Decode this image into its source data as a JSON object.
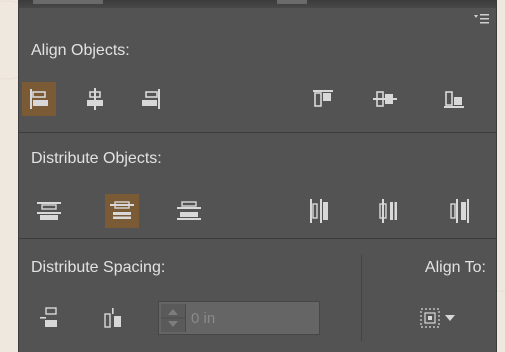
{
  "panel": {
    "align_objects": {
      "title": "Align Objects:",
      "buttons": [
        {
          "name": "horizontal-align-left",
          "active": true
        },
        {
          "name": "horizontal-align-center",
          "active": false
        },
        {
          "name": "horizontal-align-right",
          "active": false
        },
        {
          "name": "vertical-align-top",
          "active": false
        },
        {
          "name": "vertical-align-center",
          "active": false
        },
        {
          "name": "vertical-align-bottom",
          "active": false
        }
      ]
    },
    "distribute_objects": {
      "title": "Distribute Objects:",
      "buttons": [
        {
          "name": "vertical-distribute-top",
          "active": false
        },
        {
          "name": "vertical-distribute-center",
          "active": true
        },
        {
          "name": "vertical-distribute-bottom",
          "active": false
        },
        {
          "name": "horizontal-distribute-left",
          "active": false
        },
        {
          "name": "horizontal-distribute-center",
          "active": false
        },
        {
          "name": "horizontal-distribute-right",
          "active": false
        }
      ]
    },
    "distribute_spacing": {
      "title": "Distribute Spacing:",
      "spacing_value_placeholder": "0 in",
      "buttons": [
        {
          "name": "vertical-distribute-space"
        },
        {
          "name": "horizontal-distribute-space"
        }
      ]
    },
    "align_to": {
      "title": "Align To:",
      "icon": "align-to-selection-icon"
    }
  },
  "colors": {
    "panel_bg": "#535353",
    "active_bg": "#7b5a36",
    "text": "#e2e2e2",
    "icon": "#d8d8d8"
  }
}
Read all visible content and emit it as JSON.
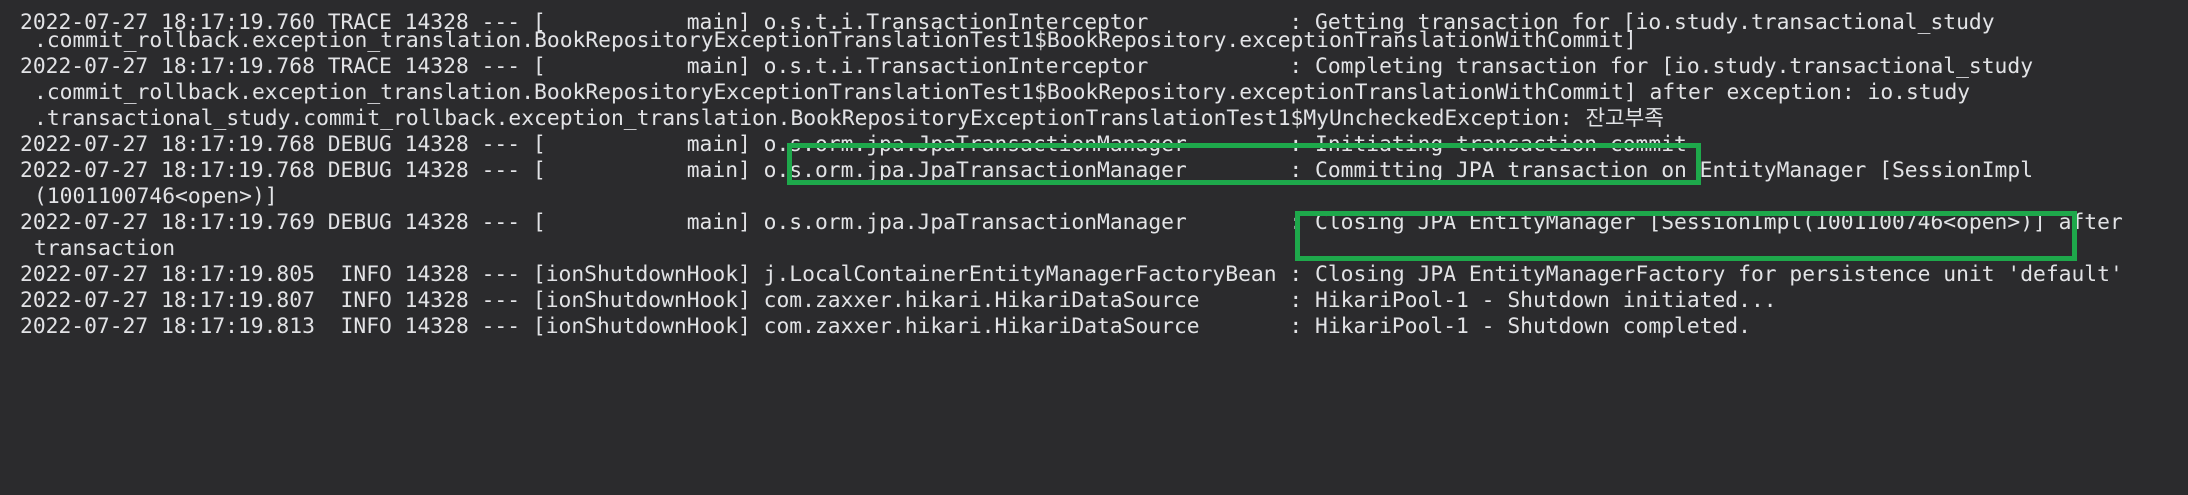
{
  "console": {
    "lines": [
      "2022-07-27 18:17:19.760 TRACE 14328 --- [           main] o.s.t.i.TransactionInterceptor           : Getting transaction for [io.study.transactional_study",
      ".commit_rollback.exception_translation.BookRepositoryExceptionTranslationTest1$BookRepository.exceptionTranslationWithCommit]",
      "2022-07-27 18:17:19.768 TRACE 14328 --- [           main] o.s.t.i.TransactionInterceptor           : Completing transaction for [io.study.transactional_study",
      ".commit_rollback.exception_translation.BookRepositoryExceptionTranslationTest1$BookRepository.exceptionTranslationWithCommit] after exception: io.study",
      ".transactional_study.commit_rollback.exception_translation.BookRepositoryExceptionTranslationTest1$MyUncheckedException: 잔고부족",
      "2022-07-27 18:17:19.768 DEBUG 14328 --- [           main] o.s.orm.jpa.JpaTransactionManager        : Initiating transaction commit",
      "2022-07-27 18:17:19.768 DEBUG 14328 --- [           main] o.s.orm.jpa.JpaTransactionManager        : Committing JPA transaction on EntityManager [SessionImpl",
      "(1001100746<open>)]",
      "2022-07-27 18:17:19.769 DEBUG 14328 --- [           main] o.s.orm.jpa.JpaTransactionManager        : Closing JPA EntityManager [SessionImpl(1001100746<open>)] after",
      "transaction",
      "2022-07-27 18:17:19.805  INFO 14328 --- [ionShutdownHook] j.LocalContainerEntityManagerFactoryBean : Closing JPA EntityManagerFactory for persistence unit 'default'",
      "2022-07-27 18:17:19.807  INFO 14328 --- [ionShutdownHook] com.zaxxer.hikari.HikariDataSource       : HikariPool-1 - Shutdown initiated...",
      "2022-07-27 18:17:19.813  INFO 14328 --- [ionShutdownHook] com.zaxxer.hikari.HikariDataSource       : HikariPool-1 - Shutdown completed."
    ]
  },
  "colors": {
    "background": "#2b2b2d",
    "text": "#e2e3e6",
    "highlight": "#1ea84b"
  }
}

--

=== To do ===
Write out each entry exactly as given, omitting any picture.

=== Task result ===
Decode this image into its source data as a JSON object.
{
  "panel": {
    "align_objects": {
      "title": "Align Objects:",
      "buttons": [
        {
          "name": "horizontal-align-left",
          "active": true
        },
        {
          "name": "horizontal-align-center",
          "active": false
        },
        {
          "name": "horizontal-align-right",
          "active": false
        },
        {
          "name": "vertical-align-top",
          "active": false
        },
        {
          "name": "vertical-align-center",
          "active": false
        },
        {
          "name": "vertical-align-bottom",
          "active": false
        }
      ]
    },
    "distribute_objects": {
      "title": "Distribute Objects:",
      "buttons": [
        {
          "name": "vertical-distribute-top",
          "active": false
        },
        {
          "name": "vertical-distribute-center",
          "active": true
        },
        {
          "name": "vertical-distribute-bottom",
          "active": false
        },
        {
          "name": "horizontal-distribute-left",
          "active": false
        },
        {
          "name": "horizontal-distribute-center",
          "active": false
        },
        {
          "name": "horizontal-distribute-right",
          "active": false
        }
      ]
    },
    "distribute_spacing": {
      "title": "Distribute Spacing:",
      "spacing_value_placeholder": "0 in",
      "buttons": [
        {
          "name": "vertical-distribute-space"
        },
        {
          "name": "horizontal-distribute-space"
        }
      ]
    },
    "align_to": {
      "title": "Align To:",
      "icon": "align-to-selection-icon"
    }
  },
  "colors": {
    "panel_bg": "#535353",
    "active_bg": "#7b5a36",
    "text": "#e2e2e2",
    "icon": "#d8d8d8"
  }
}
Read all visible content and emit it as JSON.
{
  "console": {
    "lines": [
      "2022-07-27 18:17:19.760 TRACE 14328 --- [           main] o.s.t.i.TransactionInterceptor           : Getting transaction for [io.study.transactional_study",
      ".commit_rollback.exception_translation.BookRepositoryExceptionTranslationTest1$BookRepository.exceptionTranslationWithCommit]",
      "2022-07-27 18:17:19.768 TRACE 14328 --- [           main] o.s.t.i.TransactionInterceptor           : Completing transaction for [io.study.transactional_study",
      ".commit_rollback.exception_translation.BookRepositoryExceptionTranslationTest1$BookRepository.exceptionTranslationWithCommit] after exception: io.study",
      ".transactional_study.commit_rollback.exception_translation.BookRepositoryExceptionTranslationTest1$MyUncheckedException: 잔고부족",
      "2022-07-27 18:17:19.768 DEBUG 14328 --- [           main] o.s.orm.jpa.JpaTransactionManager        : Initiating transaction commit",
      "2022-07-27 18:17:19.768 DEBUG 14328 --- [           main] o.s.orm.jpa.JpaTransactionManager        : Committing JPA transaction on EntityManager [SessionImpl",
      "(1001100746<open>)]",
      "2022-07-27 18:17:19.769 DEBUG 14328 --- [           main] o.s.orm.jpa.JpaTransactionManager        : Closing JPA EntityManager [SessionImpl(1001100746<open>)] after",
      "transaction",
      "2022-07-27 18:17:19.805  INFO 14328 --- [ionShutdownHook] j.LocalContainerEntityManagerFactoryBean : Closing JPA EntityManagerFactory for persistence unit 'default'",
      "2022-07-27 18:17:19.807  INFO 14328 --- [ionShutdownHook] com.zaxxer.hikari.HikariDataSource       : HikariPool-1 - Shutdown initiated...",
      "2022-07-27 18:17:19.813  INFO 14328 --- [ionShutdownHook] com.zaxxer.hikari.HikariDataSource       : HikariPool-1 - Shutdown completed."
    ]
  },
  "colors": {
    "background": "#2b2b2d",
    "text": "#e2e3e6",
    "highlight": "#1ea84b"
  }
}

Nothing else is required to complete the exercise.